# Text for analysis:
- - -

Branding & Customization
Camden Theological Library embedded a custom EDS search box on its library website home page and branded the tool as Revelation! Before clicking the search button, users can narrow their searches by keyword, title or author. They can also apply limiters to further focus their results.
To improve the delivery of search results, the library enabled Research Starters (overview articles on popular topics) as well as links to Wikipedia, Google Scholar and YouTube. Enhanced Catalog Records provide direct links to related information such as Reviews of the Title, Similar Books, Other Books by the Author, and Google Preview.
“We also wanted to ensure an elevated relevancy ranking for our print collection,” Bryant said. “so that an Author and Title keyword search would quickly display a monograph from a course reading list.”
Revelation also includes other helpful tools. For example, users can click a “Scriptures” link in the top toolbar to easily search the ATLA Religion Database. A list of the books in the Bible are displayed in canonical order. The list is hierarchical, and the researcher can drill down from the name of the book to the chapter and verse.
EBSCO engineers were also able to create an ATLA Subjects Authority app. When a patron performs a search in Revelation, the ATLA Subjects Authority App submits the search term (e.g. reincarnation) to the ATLA database. Exact subject matches appear in a placard across the top of the search results page, while the right-hand column displays a tree list of related subject terms that can be expanded to reveal additional terms. Clicking a subject term in either the placard or the tree list will refresh the result list with an updated set of articles.
Finally, to help patrons more quickly locate items in the library’s print collection, EBSCO and a third-party company created StackMap, an app which directs patrons to an item’s location on the shelf.
According to Bryant, authentication proved to be the most challenging aspect of the project; however, EBSCO Library Services Engineer Alvet Miranda was able to create a single-sign-on solution that allowed users to enter their existing credentials to be both authenticated and personalized into their EDS experience.
“Now our patrons are able to seamlessly interact with all the EDS digital resources and experience the full range of patron functionality,” Bryant said.

- - -

# Problems and tasks:
1: Print the part of the piece on Camden Theological Library's Revelation search tool starting with "Finally, to help" and going on through "on the shelf.", word for word.
2: Proceed with the piece on Camden Theological Library's Revelation search tool, writing on from its final sentence.

[Data items]
- - -

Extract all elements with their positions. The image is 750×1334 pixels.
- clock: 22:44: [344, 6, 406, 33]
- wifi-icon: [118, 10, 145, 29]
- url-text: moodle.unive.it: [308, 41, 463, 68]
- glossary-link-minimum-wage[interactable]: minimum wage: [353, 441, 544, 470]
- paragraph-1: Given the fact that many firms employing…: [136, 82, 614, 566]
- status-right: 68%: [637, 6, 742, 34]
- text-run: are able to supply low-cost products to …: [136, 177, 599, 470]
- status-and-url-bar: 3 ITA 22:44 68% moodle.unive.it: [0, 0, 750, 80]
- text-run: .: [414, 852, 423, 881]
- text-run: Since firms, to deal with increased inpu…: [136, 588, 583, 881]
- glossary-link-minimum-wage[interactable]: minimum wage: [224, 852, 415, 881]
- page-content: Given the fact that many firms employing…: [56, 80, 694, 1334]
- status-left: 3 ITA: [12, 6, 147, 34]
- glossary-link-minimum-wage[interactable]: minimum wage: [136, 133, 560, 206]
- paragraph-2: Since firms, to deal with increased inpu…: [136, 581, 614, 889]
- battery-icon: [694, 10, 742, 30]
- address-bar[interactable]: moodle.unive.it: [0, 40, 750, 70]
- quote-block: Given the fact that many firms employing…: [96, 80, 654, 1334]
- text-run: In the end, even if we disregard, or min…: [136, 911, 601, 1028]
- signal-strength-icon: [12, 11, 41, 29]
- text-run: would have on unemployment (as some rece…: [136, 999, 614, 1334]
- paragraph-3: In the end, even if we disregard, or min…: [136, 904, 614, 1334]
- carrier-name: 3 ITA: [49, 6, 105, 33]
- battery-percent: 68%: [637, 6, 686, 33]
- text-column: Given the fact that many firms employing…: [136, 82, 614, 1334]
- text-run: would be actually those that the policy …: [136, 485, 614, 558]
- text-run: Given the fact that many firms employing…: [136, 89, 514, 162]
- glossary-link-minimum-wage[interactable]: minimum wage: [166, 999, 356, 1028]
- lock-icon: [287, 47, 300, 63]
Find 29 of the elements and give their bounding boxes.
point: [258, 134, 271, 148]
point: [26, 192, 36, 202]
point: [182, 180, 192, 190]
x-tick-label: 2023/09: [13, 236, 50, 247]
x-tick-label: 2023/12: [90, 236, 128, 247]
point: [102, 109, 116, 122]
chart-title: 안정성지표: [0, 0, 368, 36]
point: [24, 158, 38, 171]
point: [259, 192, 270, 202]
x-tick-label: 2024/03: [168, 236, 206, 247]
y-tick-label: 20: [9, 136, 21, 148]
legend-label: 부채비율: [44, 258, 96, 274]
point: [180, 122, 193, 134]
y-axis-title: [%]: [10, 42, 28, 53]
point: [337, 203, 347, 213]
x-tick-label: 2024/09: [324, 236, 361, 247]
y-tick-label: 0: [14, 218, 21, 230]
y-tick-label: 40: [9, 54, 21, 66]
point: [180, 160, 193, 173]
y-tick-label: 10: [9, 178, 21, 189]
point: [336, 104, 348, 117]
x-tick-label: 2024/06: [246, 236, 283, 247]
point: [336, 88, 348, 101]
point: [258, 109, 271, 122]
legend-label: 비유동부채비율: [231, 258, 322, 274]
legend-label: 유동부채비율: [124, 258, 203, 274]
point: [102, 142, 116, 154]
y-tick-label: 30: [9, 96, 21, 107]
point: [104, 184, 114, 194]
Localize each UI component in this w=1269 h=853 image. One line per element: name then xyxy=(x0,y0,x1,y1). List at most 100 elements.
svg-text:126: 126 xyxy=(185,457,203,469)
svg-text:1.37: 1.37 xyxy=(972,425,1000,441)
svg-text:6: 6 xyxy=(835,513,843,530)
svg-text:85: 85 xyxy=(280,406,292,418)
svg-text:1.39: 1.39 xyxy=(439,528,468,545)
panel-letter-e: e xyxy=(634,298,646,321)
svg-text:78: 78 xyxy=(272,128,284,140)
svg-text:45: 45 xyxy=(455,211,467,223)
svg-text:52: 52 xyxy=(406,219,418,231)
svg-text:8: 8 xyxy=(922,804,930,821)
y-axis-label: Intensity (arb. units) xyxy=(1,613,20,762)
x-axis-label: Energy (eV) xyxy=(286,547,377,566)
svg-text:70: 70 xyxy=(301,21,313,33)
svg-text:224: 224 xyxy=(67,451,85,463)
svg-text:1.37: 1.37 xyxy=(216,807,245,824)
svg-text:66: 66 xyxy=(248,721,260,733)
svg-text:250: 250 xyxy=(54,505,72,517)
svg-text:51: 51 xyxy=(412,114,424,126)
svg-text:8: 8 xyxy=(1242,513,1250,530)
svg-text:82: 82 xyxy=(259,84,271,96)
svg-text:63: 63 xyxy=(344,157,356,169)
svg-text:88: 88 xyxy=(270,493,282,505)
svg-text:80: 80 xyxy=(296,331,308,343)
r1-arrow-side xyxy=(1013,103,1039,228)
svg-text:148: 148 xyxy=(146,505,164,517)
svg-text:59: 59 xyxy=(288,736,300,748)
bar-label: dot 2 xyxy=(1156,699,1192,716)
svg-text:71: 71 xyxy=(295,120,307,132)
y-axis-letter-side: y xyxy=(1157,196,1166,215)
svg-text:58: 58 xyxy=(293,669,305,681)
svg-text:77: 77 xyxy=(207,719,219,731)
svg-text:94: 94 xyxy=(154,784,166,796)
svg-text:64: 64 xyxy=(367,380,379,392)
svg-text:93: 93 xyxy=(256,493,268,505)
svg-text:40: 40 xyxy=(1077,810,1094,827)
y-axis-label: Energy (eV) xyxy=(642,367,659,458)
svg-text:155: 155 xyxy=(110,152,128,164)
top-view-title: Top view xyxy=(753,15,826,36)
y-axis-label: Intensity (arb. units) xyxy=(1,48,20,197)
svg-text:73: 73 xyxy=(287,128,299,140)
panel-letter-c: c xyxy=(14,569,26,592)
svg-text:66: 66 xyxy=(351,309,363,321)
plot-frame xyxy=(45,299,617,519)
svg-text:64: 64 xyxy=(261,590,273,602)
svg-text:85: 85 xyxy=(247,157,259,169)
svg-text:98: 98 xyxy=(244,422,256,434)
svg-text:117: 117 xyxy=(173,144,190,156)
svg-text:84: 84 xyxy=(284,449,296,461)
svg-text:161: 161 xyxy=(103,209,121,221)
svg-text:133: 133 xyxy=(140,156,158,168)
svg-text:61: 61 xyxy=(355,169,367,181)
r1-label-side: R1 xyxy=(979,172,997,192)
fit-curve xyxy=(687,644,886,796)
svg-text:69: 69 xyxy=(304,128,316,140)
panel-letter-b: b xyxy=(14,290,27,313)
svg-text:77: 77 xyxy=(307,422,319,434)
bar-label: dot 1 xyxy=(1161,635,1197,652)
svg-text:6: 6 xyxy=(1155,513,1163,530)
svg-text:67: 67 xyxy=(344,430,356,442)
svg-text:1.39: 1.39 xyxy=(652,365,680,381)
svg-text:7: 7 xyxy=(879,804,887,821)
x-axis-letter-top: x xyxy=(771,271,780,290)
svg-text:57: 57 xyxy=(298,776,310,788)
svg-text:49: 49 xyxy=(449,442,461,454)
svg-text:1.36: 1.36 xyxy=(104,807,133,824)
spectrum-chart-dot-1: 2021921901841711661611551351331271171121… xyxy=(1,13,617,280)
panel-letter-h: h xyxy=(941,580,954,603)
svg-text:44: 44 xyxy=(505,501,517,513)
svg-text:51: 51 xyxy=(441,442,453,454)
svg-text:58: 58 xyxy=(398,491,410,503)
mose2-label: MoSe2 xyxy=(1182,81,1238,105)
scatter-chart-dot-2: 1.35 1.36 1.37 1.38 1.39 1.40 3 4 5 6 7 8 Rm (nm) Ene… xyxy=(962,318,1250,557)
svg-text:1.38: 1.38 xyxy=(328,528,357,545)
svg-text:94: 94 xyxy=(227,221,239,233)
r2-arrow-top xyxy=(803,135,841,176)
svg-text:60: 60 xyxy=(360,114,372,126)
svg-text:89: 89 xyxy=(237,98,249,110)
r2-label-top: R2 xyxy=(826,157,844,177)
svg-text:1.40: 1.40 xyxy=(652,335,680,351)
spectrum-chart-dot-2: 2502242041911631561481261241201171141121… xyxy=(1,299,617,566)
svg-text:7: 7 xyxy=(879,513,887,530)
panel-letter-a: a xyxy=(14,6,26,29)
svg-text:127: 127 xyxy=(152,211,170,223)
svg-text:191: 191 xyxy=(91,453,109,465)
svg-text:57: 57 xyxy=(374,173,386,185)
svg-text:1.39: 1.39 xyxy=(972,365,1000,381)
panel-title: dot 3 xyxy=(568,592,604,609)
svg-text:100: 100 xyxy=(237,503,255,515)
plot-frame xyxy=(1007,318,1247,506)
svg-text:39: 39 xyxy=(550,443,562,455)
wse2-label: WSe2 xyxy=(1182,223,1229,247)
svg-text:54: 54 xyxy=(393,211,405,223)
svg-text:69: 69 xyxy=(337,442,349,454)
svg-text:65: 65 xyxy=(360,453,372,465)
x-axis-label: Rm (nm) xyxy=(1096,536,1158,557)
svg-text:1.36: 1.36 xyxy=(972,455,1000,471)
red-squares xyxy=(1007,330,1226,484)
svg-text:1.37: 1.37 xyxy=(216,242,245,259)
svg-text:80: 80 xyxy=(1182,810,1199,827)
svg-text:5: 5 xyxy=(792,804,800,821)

- - -

# Results for each task:
1:
Finally, to help patrons more quickly locate items in the library’s print collection, EBSCO and a third-party company created StackMap, an app which directs patrons to an item’s location on the shelf.

2:
Once patrons sign in to EDS, they are able to view items checked out, renew borrowed material, place items on hold, delete items on hold and view fees. At the library’s request, EBSCO created a widget that allows users to place a hold only when the item is checked out. In addition, any holds placed in EDS are automatically updated in WorldShare, and ongoing data synchronization ensures that EDS displays accurate, real-time availability (RTAC) for all records.
Benefits & Results
Six months after beginning the EDS/OCLC WorldShare integration project, Camden Theological Library officially launched the new-and-improved Revelation in May 2016. “It was a very tight timeframe, but I received excellent support from EBSCO in both Australia and the U.S.,” Bryant said.
Although she has not gathered usage statistics since the relaunch, Bryant has noticed that users are more comfortable and less frustrated. As an example, she pointed to one patron who was dissatisfied with the previous search interface, citing concerns about students’ ability to retrieve optimal results. Bryant said, “When I invited her to try out the updated version of Revelation, she was overjoyed that her concerns had been heard.”
Now, from a single point of entry, patrons are empowered to achieve their desired goal, whether they are seeking access to the library’s physical collection, electronic resources or licensed content.
“Revelation now provides a cutting-edge experience for our patrons,” Bryant said. “[It is] a sophisticated tool for information retrieval.”
"[EDS] provides a cutting-edge experience for our patrons. It is a sophisticated tool for information retrieval."